* **Brief**:
Retype all of the data. Every line must match exactly.

### Given data

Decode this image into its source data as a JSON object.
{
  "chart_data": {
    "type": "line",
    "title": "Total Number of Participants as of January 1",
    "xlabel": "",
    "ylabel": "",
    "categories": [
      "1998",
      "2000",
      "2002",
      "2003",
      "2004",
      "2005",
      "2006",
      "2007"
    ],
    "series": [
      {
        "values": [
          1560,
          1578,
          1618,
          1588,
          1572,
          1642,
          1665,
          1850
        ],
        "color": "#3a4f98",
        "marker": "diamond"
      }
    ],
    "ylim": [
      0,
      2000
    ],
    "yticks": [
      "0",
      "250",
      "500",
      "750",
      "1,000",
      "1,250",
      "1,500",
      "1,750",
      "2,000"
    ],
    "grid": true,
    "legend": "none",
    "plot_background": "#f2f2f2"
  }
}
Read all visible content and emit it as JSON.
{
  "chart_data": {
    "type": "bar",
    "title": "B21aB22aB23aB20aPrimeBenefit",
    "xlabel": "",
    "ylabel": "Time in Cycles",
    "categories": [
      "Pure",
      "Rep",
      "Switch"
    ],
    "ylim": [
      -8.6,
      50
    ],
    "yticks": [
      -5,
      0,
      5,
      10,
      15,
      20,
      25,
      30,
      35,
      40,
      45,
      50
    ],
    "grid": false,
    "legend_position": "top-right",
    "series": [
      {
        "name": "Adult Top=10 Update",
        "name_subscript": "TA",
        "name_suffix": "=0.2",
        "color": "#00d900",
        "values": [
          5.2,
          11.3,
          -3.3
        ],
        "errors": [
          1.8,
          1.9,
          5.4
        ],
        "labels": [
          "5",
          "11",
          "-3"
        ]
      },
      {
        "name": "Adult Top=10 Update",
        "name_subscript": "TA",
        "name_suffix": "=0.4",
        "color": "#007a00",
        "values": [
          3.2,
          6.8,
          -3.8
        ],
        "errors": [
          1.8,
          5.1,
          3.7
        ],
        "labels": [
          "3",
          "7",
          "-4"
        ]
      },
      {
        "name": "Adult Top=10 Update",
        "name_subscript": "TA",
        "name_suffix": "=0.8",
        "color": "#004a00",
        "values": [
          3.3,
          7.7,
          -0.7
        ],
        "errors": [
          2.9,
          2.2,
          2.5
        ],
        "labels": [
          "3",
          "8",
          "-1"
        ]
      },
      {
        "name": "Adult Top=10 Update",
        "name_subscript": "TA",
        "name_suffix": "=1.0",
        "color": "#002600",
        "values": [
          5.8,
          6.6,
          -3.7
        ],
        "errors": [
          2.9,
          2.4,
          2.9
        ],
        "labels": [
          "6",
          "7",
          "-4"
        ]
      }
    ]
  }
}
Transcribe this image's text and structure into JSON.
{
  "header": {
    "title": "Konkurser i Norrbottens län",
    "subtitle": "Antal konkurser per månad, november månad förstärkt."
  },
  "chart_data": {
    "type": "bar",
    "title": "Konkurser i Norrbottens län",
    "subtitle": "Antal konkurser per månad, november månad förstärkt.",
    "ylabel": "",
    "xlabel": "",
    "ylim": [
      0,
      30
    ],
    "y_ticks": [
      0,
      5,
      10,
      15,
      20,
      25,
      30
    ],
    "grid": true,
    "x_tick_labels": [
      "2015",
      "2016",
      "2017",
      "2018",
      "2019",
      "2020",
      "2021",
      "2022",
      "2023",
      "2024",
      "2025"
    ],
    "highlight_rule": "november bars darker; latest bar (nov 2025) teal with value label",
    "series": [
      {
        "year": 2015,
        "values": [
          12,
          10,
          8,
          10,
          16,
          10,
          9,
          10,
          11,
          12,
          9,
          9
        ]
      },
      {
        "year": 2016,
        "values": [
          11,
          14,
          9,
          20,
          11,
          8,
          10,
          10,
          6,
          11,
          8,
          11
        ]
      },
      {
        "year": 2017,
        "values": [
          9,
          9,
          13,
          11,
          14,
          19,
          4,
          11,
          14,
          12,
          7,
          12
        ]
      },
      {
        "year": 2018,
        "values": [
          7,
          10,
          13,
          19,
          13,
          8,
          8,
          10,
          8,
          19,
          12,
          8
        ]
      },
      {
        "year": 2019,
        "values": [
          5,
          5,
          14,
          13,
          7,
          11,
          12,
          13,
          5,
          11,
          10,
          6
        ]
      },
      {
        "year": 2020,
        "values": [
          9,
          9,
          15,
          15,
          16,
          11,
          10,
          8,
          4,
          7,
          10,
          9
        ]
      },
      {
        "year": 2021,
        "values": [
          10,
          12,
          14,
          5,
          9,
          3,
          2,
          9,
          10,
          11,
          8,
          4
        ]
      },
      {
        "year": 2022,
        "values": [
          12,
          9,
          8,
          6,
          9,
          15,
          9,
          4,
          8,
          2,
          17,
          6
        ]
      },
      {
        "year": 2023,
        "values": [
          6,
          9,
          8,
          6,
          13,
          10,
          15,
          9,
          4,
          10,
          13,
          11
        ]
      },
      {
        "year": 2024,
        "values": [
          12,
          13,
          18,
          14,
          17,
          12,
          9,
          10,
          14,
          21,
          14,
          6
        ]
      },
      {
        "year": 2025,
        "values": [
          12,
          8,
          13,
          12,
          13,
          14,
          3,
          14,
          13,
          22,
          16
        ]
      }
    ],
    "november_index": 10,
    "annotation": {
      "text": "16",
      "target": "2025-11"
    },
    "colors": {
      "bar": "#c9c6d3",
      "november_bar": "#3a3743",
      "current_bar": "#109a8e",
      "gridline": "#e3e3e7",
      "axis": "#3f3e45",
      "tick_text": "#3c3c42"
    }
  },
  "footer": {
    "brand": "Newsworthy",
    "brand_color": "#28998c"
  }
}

######

* **Reply to the exercise**:
Decode this image into its source data as a JSON object.
{
  "chart_data": {
    "type": "line",
    "title": "Total Number of Participants as of January 1",
    "xlabel": "",
    "ylabel": "",
    "categories": [
      "1998",
      "2000",
      "2002",
      "2003",
      "2004",
      "2005",
      "2006",
      "2007"
    ],
    "series": [
      {
        "values": [
          1560,
          1578,
          1618,
          1588,
          1572,
          1642,
          1665,
          1850
        ],
        "color": "#3a4f98",
        "marker": "diamond"
      }
    ],
    "ylim": [
      0,
      2000
    ],
    "yticks": [
      "0",
      "250",
      "500",
      "750",
      "1,000",
      "1,250",
      "1,500",
      "1,750",
      "2,000"
    ],
    "grid": true,
    "legend": "none",
    "plot_background": "#f2f2f2"
  }
}
Read all visible content and emit it as JSON.
{
  "chart_data": {
    "type": "bar",
    "title": "B21aB22aB23aB20aPrimeBenefit",
    "xlabel": "",
    "ylabel": "Time in Cycles",
    "categories": [
      "Pure",
      "Rep",
      "Switch"
    ],
    "ylim": [
      -8.6,
      50
    ],
    "yticks": [
      -5,
      0,
      5,
      10,
      15,
      20,
      25,
      30,
      35,
      40,
      45,
      50
    ],
    "grid": false,
    "legend_position": "top-right",
    "series": [
      {
        "name": "Adult Top=10 Update",
        "name_subscript": "TA",
        "name_suffix": "=0.2",
        "color": "#00d900",
        "values": [
          5.2,
          11.3,
          -3.3
        ],
        "errors": [
          1.8,
          1.9,
          5.4
        ],
        "labels": [
          "5",
          "11",
          "-3"
        ]
      },
      {
        "name": "Adult Top=10 Update",
        "name_subscript": "TA",
        "name_suffix": "=0.4",
        "color": "#007a00",
        "values": [
          3.2,
          6.8,
          -3.8
        ],
        "errors": [
          1.8,
          5.1,
          3.7
        ],
        "labels": [
          "3",
          "7",
          "-4"
        ]
      },
      {
        "name": "Adult Top=10 Update",
        "name_subscript": "TA",
        "name_suffix": "=0.8",
        "color": "#004a00",
        "values": [
          3.3,
          7.7,
          -0.7
        ],
        "errors": [
          2.9,
          2.2,
          2.5
        ],
        "labels": [
          "3",
          "8",
          "-1"
        ]
      },
      {
        "name": "Adult Top=10 Update",
        "name_subscript": "TA",
        "name_suffix": "=1.0",
        "color": "#002600",
        "values": [
          5.8,
          6.6,
          -3.7
        ],
        "errors": [
          2.9,
          2.4,
          2.9
        ],
        "labels": [
          "6",
          "7",
          "-4"
        ]
      }
    ]
  }
}
Transcribe this image's text and structure into JSON.
{
  "header": {
    "title": "Konkurser i Norrbottens län",
    "subtitle": "Antal konkurser per månad, november månad förstärkt."
  },
  "chart_data": {
    "type": "bar",
    "title": "Konkurser i Norrbottens län",
    "subtitle": "Antal konkurser per månad, november månad förstärkt.",
    "ylabel": "",
    "xlabel": "",
    "ylim": [
      0,
      30
    ],
    "y_ticks": [
      0,
      5,
      10,
      15,
      20,
      25,
      30
    ],
    "grid": true,
    "x_tick_labels": [
      "2015",
      "2016",
      "2017",
      "2018",
      "2019",
      "2020",
      "2021",
      "2022",
      "2023",
      "2024",
      "2025"
    ],
    "highlight_rule": "november bars darker; latest bar (nov 2025) teal with value label",
    "series": [
      {
        "year": 2015,
        "values": [
          12,
          10,
          8,
          10,
          16,
          10,
          9,
          10,
          11,
          12,
          9,
          9
        ]
      },
      {
        "year": 2016,
        "values": [
          11,
          14,
          9,
          20,
          11,
          8,
          10,
          10,
          6,
          11,
          8,
          11
        ]
      },
      {
        "year": 2017,
        "values": [
          9,
          9,
          13,
          11,
          14,
          19,
          4,
          11,
          14,
          12,
          7,
          12
        ]
      },
      {
        "year": 2018,
        "values": [
          7,
          10,
          13,
          19,
          13,
          8,
          8,
          10,
          8,
          19,
          12,
          8
        ]
      },
      {
        "year": 2019,
        "values": [
          5,
          5,
          14,
          13,
          7,
          11,
          12,
          13,
          5,
          11,
          10,
          6
        ]
      },
      {
        "year": 2020,
        "values": [
          9,
          9,
          15,
          15,
          16,
          11,
          10,
          8,
          4,
          7,
          10,
          9
        ]
      },
      {
        "year": 2021,
        "values": [
          10,
          12,
          14,
          5,
          9,
          3,
          2,
          9,
          10,
          11,
          8,
          4
        ]
      },
      {
        "year": 2022,
        "values": [
          12,
          9,
          8,
          6,
          9,
          15,
          9,
          4,
          8,
          2,
          17,
          6
        ]
      },
      {
        "year": 2023,
        "values": [
          6,
          9,
          8,
          6,
          13,
          10,
          15,
          9,
          4,
          10,
          13,
          11
        ]
      },
      {
        "year": 2024,
        "values": [
          12,
          13,
          18,
          14,
          17,
          12,
          9,
          10,
          14,
          21,
          14,
          6
        ]
      },
      {
        "year": 2025,
        "values": [
          12,
          8,
          13,
          12,
          13,
          14,
          3,
          14,
          13,
          22,
          16
        ]
      }
    ],
    "november_index": 10,
    "annotation": {
      "text": "16",
      "target": "2025-11"
    },
    "colors": {
      "bar": "#c9c6d3",
      "november_bar": "#3a3743",
      "current_bar": "#109a8e",
      "gridline": "#e3e3e7",
      "axis": "#3f3e45",
      "tick_text": "#3c3c42"
    }
  },
  "footer": {
    "brand": "Newsworthy",
    "brand_color": "#28998c"
  }
}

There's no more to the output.